#### Directive
Reproduce, character for character, everything from the start of the records down to and including the line containing "relay contact K1 throw B [496, 298, 500, 302]".
☆ ☆ ☆
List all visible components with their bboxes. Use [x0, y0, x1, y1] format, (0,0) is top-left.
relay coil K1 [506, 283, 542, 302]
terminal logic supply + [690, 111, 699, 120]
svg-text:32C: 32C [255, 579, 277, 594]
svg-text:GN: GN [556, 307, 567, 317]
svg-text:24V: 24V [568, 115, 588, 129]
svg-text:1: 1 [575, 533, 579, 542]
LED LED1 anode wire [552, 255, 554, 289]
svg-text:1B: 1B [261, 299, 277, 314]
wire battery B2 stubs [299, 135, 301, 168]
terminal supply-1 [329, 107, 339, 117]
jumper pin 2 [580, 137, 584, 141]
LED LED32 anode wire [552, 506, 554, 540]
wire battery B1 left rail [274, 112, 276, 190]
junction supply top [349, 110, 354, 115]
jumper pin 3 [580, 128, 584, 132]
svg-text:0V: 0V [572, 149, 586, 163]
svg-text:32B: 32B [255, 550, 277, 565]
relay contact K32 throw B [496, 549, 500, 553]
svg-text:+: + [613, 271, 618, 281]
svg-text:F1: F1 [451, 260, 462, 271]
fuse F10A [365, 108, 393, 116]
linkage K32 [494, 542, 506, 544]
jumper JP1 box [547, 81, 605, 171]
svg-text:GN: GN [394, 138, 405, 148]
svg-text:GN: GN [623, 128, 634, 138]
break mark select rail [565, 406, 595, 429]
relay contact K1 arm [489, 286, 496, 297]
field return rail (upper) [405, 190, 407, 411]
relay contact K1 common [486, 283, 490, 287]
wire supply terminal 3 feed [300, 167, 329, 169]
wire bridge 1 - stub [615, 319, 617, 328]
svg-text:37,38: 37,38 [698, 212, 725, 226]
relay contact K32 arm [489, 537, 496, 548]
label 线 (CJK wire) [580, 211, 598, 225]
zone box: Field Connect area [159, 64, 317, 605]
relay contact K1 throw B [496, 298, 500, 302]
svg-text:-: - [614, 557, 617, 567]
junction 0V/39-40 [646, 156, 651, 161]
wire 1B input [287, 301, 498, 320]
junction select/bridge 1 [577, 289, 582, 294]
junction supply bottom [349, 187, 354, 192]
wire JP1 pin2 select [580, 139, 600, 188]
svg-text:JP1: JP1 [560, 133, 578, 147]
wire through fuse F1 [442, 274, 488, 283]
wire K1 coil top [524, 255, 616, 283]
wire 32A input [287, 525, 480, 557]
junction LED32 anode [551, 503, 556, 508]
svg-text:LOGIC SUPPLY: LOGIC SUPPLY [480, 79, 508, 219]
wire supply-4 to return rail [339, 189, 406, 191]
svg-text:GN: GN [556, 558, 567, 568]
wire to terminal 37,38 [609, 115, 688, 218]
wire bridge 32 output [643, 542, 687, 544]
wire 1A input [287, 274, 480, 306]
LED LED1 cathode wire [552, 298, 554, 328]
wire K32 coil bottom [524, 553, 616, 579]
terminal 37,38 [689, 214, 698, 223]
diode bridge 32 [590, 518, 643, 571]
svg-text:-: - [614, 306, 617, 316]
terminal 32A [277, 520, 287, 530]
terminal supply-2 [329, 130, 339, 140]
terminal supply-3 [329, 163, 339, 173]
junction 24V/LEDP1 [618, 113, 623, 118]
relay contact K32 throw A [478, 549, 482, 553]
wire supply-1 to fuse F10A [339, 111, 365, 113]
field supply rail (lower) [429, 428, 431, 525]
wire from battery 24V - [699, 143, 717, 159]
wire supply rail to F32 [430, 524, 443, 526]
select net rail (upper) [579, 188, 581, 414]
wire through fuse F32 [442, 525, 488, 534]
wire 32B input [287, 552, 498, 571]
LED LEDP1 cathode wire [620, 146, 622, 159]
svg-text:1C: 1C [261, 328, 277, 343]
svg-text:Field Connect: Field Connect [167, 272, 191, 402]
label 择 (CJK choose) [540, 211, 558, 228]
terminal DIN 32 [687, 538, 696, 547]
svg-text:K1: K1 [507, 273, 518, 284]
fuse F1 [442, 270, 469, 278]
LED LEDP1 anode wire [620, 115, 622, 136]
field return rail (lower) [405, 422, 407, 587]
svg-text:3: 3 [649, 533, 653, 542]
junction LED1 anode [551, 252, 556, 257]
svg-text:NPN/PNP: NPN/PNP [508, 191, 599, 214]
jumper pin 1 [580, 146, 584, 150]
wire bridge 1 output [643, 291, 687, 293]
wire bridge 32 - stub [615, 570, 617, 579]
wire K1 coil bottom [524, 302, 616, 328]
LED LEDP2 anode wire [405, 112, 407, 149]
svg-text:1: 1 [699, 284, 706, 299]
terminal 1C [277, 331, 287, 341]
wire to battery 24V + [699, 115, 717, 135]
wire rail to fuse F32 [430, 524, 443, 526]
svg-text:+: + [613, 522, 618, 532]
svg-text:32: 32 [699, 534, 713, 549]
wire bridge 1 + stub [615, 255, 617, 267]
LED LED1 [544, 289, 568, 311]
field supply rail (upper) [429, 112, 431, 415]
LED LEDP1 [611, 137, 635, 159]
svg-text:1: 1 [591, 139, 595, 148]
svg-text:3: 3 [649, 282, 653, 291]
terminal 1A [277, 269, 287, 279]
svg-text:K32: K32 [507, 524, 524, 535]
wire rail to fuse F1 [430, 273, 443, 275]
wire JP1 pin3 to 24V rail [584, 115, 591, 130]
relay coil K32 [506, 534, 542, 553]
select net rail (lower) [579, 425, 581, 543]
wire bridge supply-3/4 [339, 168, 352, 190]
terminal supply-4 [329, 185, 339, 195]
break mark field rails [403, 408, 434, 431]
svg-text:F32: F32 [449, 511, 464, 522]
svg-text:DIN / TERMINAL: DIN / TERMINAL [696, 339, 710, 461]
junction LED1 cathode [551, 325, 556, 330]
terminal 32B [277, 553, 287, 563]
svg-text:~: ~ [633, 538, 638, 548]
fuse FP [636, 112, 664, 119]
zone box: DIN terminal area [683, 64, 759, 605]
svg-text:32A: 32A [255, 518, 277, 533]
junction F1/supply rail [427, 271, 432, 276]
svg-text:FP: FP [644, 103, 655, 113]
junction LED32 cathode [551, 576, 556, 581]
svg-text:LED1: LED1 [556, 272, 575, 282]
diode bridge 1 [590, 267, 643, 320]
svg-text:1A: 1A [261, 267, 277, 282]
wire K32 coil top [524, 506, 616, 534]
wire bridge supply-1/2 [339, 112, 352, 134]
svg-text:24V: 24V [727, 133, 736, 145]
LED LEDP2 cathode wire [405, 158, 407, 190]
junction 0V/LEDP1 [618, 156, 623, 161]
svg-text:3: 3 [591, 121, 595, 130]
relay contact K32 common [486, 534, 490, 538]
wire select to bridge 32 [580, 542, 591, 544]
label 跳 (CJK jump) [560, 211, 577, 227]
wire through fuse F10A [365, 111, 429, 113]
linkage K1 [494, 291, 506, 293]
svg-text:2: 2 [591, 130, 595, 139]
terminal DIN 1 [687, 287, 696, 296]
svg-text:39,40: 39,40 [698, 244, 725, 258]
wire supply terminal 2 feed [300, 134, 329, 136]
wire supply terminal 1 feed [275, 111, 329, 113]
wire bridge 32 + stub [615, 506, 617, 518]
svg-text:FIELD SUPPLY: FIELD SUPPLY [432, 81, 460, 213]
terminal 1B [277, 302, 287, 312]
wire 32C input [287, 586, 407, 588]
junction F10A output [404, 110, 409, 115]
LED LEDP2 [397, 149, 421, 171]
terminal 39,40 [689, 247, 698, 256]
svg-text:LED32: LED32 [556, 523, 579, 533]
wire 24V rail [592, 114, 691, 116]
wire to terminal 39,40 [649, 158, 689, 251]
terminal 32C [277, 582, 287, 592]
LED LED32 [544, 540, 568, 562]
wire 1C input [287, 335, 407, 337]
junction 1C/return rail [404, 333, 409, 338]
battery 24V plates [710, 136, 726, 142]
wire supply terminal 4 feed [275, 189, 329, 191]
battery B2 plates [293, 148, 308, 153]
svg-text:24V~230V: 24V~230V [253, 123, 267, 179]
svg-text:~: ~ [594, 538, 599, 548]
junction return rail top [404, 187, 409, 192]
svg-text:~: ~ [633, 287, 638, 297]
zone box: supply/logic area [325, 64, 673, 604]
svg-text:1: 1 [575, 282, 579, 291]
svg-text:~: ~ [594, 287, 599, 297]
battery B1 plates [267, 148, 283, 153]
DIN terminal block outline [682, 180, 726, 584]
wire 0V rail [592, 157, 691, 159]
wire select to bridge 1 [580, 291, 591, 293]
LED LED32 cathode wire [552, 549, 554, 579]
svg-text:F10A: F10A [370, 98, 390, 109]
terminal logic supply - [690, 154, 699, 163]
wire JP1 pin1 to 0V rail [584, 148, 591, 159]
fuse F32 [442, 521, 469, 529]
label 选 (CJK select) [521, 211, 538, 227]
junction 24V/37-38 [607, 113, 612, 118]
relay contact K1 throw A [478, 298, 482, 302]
☆ ☆ ☆
#### Output below
List all visible components with their bboxes. Use [x0, y0, x1, y1] format, (0,0) is top-left.
relay coil K1 [506, 283, 542, 302]
terminal logic supply + [690, 111, 699, 120]
svg-text:32C: 32C [255, 579, 277, 594]
svg-text:GN: GN [556, 307, 567, 317]
svg-text:24V: 24V [568, 115, 588, 129]
svg-text:1: 1 [575, 533, 579, 542]
LED LED1 anode wire [552, 255, 554, 289]
svg-text:1B: 1B [261, 299, 277, 314]
wire battery B2 stubs [299, 135, 301, 168]
terminal supply-1 [329, 107, 339, 117]
jumper pin 2 [580, 137, 584, 141]
LED LED32 anode wire [552, 506, 554, 540]
wire battery B1 left rail [274, 112, 276, 190]
junction supply top [349, 110, 354, 115]
jumper pin 3 [580, 128, 584, 132]
svg-text:0V: 0V [572, 149, 586, 163]
svg-text:32B: 32B [255, 550, 277, 565]
relay contact K32 throw B [496, 549, 500, 553]
svg-text:+: + [613, 271, 618, 281]
svg-text:F1: F1 [451, 260, 462, 271]
fuse F10A [365, 108, 393, 116]
linkage K32 [494, 542, 506, 544]
jumper JP1 box [547, 81, 605, 171]
svg-text:GN: GN [394, 138, 405, 148]
svg-text:GN: GN [623, 128, 634, 138]
break mark select rail [565, 406, 595, 429]
relay contact K1 arm [489, 286, 496, 297]
field return rail (upper) [405, 190, 407, 411]
relay contact K1 common [486, 283, 490, 287]
wire supply terminal 3 feed [300, 167, 329, 169]
wire bridge 1 - stub [615, 319, 617, 328]
svg-text:37,38: 37,38 [698, 212, 725, 226]
relay contact K32 arm [489, 537, 496, 548]
label 线 (CJK wire) [580, 211, 598, 225]
zone box: Field Connect area [159, 64, 317, 605]
relay contact K1 throw B [496, 298, 500, 302]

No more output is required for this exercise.